=== Set exercise ===
Go through the material below and copy all lines with "background".

--- Begin Data for this task ---

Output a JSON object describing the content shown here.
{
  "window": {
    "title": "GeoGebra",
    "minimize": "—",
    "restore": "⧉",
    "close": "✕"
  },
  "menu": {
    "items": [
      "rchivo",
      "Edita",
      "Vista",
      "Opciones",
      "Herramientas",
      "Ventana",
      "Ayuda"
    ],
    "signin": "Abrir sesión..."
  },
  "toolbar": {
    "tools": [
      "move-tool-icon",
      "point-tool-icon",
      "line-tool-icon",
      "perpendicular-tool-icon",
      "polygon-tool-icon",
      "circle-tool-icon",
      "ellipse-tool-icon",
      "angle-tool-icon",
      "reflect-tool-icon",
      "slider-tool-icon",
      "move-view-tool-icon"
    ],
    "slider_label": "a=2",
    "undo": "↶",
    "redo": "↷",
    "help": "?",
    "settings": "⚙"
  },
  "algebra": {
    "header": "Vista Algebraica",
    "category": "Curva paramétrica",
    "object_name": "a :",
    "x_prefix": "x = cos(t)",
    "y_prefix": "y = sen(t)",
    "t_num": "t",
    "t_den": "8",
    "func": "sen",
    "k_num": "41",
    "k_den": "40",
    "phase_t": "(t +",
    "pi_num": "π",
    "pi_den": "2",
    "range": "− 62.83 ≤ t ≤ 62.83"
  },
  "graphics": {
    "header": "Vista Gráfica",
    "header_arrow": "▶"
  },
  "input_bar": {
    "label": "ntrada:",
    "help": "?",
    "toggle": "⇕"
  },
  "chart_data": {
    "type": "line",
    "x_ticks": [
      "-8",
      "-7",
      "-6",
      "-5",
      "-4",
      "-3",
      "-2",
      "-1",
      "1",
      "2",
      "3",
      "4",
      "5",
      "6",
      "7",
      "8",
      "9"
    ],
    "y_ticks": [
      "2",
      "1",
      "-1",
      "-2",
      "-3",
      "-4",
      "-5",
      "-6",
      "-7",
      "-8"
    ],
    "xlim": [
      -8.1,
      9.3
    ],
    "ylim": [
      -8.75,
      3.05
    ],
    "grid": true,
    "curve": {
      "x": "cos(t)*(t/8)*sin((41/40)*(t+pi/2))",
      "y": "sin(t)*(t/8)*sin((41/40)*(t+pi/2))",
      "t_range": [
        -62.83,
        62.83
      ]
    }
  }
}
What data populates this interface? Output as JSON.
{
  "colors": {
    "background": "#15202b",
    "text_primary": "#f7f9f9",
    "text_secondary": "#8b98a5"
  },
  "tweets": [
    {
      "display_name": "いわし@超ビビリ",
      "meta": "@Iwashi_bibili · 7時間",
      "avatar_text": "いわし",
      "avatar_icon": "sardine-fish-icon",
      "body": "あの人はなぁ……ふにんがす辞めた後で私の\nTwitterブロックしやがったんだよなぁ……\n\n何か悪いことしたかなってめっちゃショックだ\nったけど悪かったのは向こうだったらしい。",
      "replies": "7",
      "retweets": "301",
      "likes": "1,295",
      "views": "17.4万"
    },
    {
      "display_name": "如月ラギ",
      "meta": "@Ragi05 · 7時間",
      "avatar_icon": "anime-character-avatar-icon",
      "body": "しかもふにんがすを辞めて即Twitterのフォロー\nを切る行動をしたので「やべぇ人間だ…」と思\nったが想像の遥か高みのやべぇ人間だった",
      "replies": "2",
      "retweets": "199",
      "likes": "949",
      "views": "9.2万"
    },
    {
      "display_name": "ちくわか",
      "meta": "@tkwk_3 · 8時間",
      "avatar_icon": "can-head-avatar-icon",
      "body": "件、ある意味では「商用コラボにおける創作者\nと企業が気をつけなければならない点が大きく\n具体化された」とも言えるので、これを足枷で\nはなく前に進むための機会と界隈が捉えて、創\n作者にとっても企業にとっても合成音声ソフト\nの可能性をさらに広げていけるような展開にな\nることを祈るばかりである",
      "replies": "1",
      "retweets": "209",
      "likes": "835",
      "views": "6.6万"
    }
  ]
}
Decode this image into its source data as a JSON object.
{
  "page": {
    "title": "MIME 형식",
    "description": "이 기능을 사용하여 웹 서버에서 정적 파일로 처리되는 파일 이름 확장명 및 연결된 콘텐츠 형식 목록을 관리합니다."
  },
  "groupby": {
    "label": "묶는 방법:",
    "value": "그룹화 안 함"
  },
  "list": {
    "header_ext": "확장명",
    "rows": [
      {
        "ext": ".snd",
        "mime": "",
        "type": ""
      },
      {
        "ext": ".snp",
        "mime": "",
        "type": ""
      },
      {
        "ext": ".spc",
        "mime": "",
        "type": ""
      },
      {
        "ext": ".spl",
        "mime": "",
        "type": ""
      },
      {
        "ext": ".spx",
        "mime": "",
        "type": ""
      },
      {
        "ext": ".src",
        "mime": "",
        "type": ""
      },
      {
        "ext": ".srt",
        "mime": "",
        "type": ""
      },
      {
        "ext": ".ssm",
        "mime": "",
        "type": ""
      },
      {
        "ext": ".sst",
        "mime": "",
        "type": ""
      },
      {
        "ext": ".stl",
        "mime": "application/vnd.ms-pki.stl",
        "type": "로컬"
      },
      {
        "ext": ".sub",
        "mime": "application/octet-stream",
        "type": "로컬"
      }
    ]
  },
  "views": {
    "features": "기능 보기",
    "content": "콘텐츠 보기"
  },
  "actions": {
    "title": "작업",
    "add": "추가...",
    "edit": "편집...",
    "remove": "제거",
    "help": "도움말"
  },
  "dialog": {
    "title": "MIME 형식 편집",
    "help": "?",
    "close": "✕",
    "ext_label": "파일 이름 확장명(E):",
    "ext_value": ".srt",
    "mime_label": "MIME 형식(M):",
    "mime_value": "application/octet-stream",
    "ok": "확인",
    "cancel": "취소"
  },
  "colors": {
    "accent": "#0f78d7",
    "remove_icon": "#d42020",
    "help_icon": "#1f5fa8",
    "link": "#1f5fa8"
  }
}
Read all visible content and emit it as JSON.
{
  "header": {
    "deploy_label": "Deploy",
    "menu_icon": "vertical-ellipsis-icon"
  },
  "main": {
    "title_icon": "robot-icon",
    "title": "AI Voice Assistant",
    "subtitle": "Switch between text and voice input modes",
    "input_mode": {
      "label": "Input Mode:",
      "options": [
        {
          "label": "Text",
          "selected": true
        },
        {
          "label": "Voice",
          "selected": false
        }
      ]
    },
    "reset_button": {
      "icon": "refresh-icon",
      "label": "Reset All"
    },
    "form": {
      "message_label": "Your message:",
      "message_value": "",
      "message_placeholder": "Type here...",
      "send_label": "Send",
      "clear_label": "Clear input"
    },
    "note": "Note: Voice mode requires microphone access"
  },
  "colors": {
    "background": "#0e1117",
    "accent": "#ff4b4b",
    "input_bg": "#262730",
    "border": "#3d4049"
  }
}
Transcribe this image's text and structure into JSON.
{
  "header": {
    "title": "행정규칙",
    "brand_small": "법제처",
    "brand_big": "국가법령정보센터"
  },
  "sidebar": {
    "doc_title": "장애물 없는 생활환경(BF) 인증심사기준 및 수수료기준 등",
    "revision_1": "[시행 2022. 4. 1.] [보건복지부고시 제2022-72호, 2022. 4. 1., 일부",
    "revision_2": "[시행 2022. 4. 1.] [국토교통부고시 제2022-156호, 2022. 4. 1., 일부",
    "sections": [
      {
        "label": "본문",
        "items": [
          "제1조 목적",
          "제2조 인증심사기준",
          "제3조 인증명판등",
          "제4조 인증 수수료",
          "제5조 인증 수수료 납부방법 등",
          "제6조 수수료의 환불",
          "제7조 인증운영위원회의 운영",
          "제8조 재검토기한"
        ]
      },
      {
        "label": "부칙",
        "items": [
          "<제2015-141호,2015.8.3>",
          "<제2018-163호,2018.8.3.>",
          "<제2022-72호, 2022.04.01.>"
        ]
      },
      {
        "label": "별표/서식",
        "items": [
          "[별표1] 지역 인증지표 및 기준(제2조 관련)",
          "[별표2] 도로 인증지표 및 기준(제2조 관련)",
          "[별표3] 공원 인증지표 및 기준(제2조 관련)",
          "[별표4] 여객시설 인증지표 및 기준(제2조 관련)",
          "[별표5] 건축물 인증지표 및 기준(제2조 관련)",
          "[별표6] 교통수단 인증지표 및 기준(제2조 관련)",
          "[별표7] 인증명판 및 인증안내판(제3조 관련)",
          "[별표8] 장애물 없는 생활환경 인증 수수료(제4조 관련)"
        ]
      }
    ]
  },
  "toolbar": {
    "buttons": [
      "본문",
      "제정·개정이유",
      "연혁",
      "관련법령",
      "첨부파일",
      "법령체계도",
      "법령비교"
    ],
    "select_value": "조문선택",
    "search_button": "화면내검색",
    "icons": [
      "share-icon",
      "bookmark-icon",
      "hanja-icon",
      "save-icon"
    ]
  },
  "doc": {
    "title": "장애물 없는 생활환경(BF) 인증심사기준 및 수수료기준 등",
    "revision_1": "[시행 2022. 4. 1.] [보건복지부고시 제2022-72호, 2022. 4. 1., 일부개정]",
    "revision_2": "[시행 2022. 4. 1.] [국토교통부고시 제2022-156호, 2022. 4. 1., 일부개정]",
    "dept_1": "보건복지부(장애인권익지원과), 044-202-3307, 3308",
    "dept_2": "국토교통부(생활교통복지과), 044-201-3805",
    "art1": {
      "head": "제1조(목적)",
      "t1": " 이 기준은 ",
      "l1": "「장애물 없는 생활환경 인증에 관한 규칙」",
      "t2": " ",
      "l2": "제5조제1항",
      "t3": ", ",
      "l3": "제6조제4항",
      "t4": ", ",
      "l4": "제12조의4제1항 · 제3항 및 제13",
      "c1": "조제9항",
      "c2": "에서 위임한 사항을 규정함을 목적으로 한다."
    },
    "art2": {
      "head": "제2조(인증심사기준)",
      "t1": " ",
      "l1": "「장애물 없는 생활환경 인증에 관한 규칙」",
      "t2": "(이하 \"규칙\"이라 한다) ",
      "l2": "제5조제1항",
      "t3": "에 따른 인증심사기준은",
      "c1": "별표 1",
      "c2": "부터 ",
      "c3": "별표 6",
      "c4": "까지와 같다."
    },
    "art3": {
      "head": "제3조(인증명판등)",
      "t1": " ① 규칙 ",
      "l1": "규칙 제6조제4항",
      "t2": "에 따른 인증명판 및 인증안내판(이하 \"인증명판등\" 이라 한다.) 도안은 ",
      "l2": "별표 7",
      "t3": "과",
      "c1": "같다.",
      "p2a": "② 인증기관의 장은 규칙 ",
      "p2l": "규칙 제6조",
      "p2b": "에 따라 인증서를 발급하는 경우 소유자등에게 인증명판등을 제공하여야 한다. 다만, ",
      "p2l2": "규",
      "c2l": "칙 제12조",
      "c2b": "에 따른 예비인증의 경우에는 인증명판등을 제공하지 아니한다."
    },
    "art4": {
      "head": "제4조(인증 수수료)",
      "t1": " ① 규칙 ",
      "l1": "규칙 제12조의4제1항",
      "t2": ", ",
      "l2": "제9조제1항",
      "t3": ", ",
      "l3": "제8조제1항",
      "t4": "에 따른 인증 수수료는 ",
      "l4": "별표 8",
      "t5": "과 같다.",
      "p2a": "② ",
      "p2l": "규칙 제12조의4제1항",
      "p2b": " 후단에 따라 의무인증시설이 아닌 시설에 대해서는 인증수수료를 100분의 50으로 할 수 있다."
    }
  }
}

--- End Data for this task ---

=== Response ===
    "background": "#15202b",
    "background": "#0e1117",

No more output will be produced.